> _Exercise brief_: List all lines in the material below that contain "的取值范围是".

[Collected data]
—————

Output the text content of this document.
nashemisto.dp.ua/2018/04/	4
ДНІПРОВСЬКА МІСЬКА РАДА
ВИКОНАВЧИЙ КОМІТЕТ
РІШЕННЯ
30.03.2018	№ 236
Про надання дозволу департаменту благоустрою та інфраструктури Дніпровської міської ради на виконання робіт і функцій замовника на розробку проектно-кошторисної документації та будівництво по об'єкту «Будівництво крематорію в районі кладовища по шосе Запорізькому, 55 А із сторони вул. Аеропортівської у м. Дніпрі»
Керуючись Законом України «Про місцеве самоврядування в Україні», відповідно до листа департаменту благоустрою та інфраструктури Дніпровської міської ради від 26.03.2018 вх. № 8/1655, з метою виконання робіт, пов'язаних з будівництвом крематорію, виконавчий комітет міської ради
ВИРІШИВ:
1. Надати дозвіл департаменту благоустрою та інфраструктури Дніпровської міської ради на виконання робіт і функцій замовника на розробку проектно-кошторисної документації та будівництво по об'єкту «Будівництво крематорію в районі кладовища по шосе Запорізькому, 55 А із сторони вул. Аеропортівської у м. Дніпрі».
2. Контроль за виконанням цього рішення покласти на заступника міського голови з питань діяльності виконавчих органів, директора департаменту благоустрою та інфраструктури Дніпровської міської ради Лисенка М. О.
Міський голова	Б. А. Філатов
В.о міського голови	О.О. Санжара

—————

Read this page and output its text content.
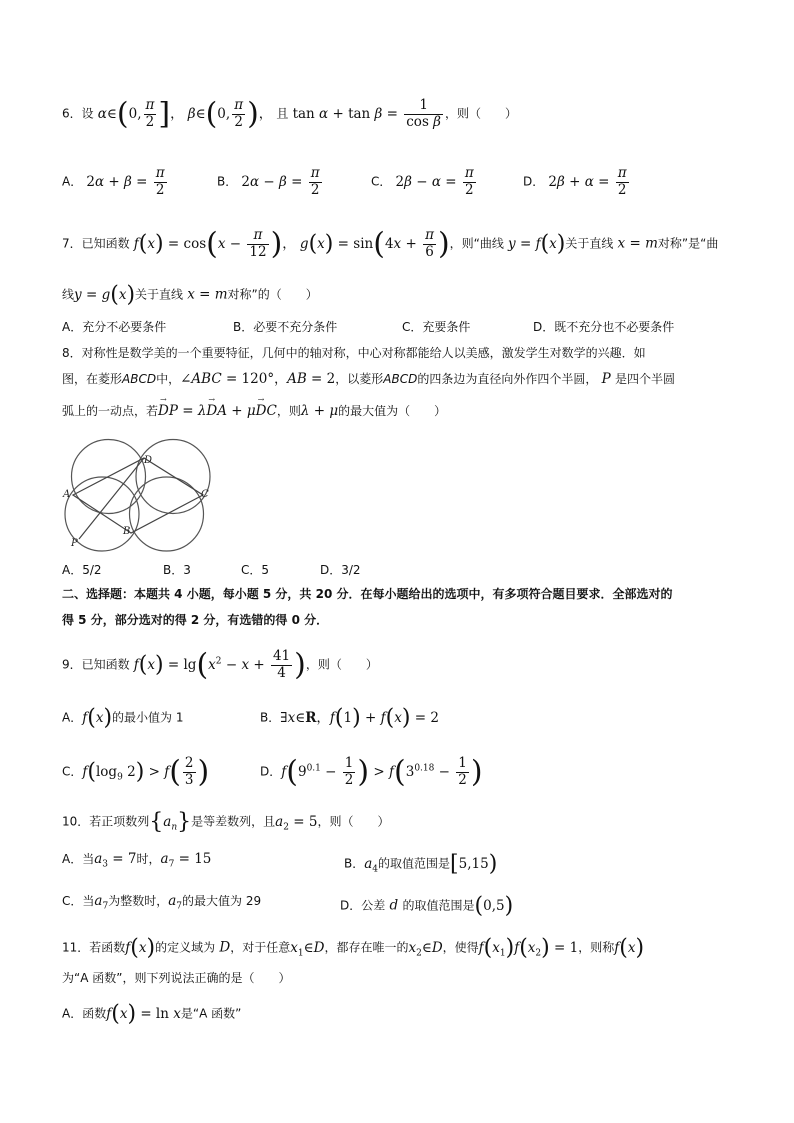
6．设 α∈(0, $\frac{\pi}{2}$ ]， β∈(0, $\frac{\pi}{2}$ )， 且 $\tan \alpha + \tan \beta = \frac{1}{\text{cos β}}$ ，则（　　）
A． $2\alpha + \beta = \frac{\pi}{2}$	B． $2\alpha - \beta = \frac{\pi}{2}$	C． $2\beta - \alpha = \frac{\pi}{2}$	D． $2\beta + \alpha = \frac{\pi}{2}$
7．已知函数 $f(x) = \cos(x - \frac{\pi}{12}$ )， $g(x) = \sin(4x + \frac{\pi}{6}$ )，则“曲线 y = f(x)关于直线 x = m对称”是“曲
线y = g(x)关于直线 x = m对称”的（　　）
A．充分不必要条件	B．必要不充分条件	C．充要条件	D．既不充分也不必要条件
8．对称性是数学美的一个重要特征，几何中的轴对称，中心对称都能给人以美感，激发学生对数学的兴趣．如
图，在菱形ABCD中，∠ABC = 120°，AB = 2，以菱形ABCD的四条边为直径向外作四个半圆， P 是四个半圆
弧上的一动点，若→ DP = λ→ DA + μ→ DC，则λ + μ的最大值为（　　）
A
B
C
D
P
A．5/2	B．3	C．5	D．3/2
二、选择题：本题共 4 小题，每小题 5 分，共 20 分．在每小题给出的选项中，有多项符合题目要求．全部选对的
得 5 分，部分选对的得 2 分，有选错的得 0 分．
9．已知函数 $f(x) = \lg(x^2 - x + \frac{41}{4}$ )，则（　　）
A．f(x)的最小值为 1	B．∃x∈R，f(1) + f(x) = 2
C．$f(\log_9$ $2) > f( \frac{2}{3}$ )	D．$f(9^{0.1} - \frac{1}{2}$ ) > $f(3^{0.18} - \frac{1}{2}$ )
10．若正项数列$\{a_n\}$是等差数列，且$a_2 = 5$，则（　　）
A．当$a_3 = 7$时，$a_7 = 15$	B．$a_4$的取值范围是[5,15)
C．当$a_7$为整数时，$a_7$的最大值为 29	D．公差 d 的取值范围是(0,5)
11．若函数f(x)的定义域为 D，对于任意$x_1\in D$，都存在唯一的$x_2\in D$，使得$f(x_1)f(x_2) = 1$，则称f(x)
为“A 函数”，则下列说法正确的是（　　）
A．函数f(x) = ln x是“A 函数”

—————

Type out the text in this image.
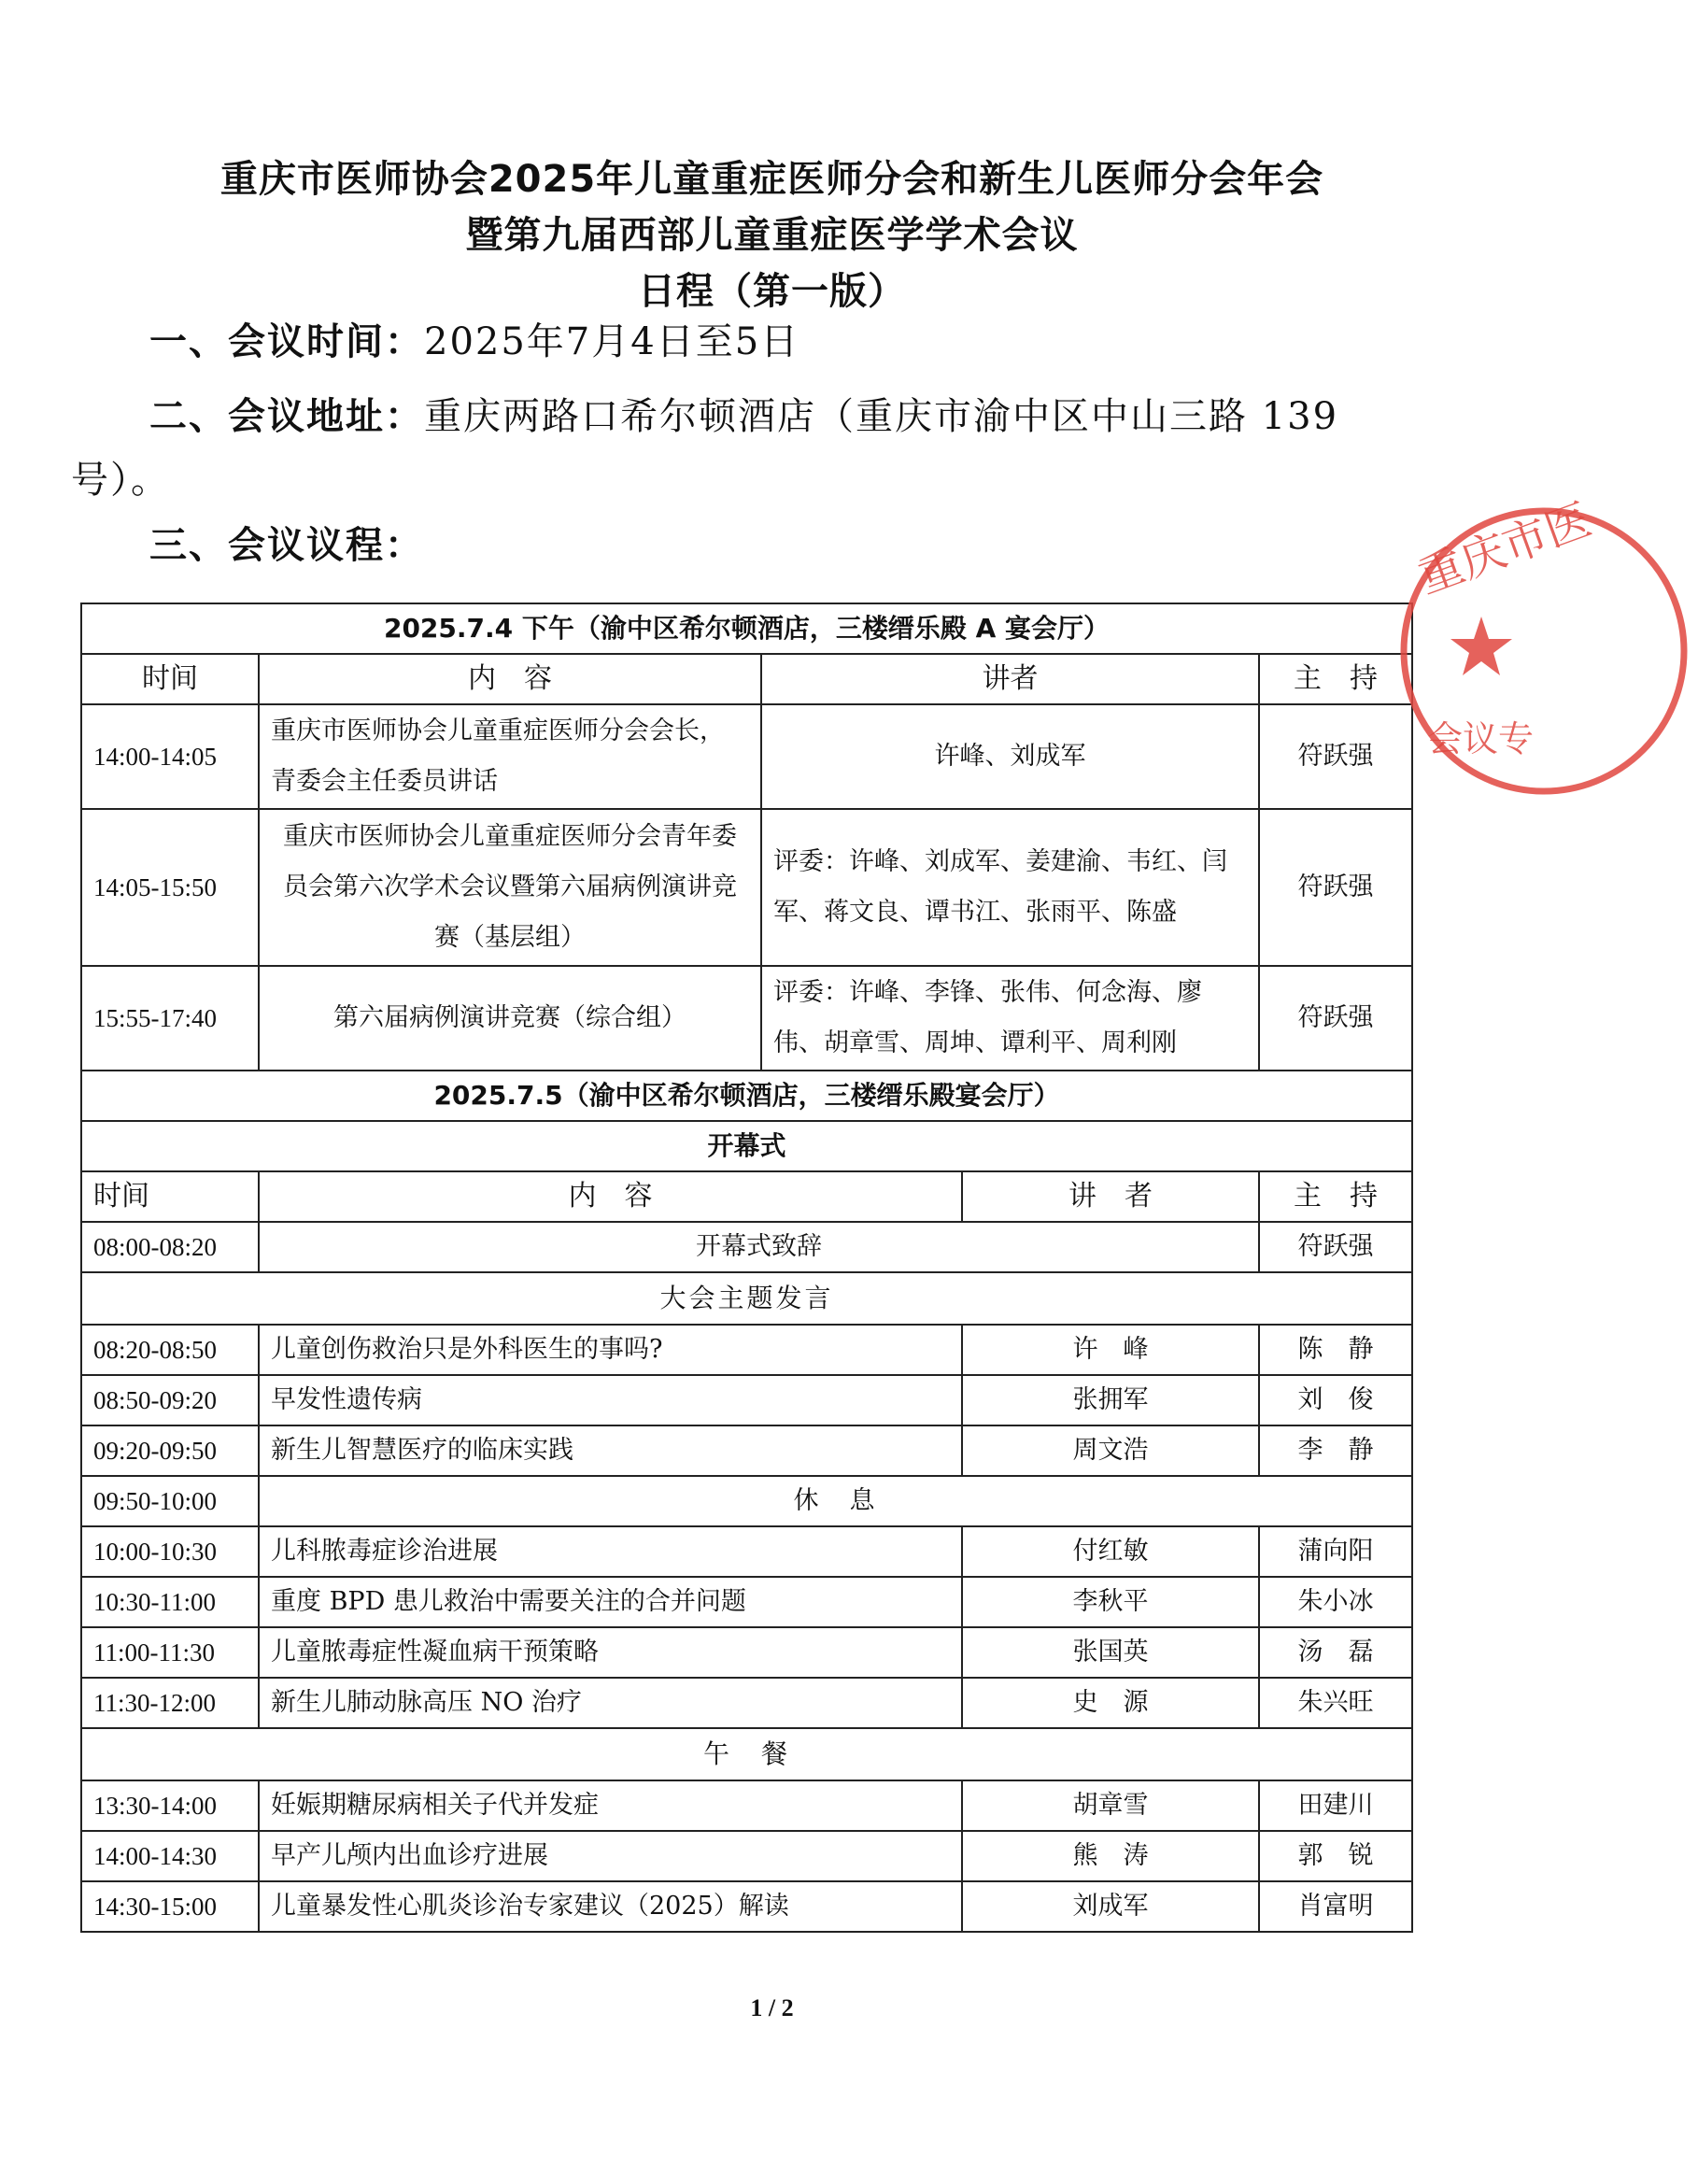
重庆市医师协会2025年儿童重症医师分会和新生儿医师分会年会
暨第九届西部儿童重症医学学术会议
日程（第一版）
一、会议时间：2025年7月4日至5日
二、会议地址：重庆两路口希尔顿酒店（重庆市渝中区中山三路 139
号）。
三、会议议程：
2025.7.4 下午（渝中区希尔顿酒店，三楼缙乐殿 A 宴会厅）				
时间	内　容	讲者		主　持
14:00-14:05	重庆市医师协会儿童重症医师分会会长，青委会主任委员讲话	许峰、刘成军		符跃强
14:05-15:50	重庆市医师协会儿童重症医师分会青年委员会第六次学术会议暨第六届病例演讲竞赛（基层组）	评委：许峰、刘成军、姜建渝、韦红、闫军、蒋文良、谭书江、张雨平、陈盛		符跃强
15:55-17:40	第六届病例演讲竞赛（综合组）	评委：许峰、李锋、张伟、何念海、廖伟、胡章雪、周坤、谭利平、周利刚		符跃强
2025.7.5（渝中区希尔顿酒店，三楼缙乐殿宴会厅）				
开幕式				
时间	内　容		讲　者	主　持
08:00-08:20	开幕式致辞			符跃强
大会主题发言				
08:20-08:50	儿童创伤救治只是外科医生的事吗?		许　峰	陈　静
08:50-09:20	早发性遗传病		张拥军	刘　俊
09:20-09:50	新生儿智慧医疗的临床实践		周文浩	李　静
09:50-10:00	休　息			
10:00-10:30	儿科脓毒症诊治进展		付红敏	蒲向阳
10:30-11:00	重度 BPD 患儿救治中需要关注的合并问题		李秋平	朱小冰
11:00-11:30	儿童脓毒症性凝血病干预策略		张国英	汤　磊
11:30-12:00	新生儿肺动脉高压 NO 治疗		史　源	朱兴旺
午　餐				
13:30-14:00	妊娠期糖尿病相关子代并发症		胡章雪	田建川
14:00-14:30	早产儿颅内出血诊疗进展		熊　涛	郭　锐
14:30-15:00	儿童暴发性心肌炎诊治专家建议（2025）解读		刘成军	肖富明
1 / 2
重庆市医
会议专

—————

> _Solution for this exercise_:
A．当$a_3 = 7$时，$a_7 = 15$	B．$a_4$的取值范围是[5,15)
C．当$a_7$为整数时，$a_7$的最大值为 29	D．公差 d 的取值范围是(0,5)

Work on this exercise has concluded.